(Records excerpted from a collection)

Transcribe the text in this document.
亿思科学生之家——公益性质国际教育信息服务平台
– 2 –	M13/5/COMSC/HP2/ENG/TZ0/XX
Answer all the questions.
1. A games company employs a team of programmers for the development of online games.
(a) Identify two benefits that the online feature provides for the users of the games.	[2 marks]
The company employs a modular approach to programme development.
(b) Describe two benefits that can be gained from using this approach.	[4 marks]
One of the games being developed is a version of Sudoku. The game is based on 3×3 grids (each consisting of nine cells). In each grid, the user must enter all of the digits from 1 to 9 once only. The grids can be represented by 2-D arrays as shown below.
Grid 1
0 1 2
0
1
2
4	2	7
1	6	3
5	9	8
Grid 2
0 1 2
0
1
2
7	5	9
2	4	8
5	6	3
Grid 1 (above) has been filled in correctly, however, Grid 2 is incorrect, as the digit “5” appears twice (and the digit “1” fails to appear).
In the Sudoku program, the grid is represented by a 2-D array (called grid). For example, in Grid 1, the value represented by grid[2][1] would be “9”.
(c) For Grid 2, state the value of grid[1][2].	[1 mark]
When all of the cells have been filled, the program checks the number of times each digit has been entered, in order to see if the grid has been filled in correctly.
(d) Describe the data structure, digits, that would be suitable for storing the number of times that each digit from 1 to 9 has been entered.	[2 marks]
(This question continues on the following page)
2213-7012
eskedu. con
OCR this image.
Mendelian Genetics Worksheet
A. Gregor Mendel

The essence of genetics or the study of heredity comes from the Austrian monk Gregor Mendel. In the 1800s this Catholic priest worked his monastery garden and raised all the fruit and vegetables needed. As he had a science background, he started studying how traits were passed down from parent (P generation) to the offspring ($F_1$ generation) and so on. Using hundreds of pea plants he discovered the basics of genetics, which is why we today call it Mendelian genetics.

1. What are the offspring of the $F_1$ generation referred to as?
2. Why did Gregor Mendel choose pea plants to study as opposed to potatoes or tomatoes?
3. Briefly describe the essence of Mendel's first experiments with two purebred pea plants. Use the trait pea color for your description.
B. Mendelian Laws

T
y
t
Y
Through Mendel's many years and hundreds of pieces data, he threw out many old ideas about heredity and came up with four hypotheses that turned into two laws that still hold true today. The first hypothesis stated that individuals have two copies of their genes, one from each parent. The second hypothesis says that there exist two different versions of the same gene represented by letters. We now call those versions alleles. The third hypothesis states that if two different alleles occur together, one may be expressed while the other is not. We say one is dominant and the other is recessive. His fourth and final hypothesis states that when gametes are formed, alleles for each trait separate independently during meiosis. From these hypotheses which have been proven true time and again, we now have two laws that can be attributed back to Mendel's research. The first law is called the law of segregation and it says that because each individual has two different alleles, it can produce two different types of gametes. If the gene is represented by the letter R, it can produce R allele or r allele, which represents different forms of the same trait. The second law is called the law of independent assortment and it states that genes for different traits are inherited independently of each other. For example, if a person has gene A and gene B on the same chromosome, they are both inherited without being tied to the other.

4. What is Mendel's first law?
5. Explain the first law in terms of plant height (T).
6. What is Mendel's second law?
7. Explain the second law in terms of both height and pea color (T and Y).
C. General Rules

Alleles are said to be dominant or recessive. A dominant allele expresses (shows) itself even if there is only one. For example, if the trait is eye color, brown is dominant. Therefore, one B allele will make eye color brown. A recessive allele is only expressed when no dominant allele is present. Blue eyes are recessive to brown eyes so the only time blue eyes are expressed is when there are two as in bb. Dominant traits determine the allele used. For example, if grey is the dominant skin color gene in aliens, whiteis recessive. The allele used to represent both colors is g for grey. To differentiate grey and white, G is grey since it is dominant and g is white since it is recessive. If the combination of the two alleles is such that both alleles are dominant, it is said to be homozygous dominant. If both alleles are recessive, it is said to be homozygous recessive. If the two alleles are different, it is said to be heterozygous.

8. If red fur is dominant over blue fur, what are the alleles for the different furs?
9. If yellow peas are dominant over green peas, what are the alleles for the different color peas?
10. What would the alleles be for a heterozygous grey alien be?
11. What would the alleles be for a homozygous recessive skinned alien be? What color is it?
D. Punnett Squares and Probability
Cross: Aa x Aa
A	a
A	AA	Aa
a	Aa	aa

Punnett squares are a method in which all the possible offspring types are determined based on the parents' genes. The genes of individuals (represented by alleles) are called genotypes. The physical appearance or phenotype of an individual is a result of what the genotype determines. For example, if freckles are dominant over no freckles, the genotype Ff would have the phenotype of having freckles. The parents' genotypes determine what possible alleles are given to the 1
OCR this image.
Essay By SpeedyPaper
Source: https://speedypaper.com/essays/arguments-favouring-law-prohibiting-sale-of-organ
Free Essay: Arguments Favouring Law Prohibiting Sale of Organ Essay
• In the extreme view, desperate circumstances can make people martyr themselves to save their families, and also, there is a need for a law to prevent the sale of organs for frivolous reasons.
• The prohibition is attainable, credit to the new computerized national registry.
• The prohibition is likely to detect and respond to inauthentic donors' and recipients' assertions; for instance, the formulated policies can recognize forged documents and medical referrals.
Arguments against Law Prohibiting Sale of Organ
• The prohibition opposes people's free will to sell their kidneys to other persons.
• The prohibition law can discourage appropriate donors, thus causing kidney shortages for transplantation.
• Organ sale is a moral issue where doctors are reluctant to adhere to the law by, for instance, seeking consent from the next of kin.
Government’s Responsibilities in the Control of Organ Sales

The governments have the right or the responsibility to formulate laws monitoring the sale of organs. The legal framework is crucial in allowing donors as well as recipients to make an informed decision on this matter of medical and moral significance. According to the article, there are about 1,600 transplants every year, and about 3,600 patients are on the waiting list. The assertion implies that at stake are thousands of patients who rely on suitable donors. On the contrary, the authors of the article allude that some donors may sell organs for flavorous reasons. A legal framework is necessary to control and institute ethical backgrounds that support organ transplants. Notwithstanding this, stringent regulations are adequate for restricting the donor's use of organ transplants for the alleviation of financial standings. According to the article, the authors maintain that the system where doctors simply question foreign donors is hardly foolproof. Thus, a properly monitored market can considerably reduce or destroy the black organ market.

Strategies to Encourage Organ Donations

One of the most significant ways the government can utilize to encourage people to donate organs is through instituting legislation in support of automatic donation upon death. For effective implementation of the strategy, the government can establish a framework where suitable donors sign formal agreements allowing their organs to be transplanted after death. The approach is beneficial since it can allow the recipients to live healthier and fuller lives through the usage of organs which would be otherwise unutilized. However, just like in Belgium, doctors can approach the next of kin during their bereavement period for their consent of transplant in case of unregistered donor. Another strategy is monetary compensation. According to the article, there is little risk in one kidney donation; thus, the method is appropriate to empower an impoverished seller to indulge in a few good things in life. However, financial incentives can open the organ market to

● Task instructions: Among the lines above, find those containing the word "would" and copy each.

● The completed task:
In the Sudoku program, the grid is represented by a 2-D array (called grid). For example, in Grid 1, the value represented by grid[2][1] would be “9”.
(d) Describe the data structure, digits, that would be suitable for storing the number of times that each digit from 1 to 9 has been entered.	[2 marks]
10. What would the alleles be for a heterozygous grey alien be?
11. What would the alleles be for a homozygous recessive skinned alien be? What color is it?
Punnett squares are a method in which all the possible offspring types are determined based on the parents' genes. The genes of individuals (represented by alleles) are called genotypes. The physical appearance or phenotype of an individual is a result of what the genotype determines. For example, if freckles are dominant over no freckles, the genotype Ff would have the phenotype of having freckles. The parents' genotypes determine what possible alleles are given to the 1
One of the most significant ways the government can utilize to encourage people to donate organs is through instituting legislation in support of automatic donation upon death. For effective implementation of the strategy, the government can establish a framework where suitable donors sign formal agreements allowing their organs to be transplanted after death. The approach is beneficial since it can allow the recipients to live healthier and fuller lives through the usage of organs which would be otherwise unutilized. However, just like in Belgium, doctors can approach the next of kin during their bereavement period for their consent of transplant in case of unregistered donor. Another strategy is monetary compensation. According to the article, there is little risk in one kidney donation; thus, the method is appropriate to empower an impoverished seller to indulge in a few good things in life. However, financial incentives can open the organ market to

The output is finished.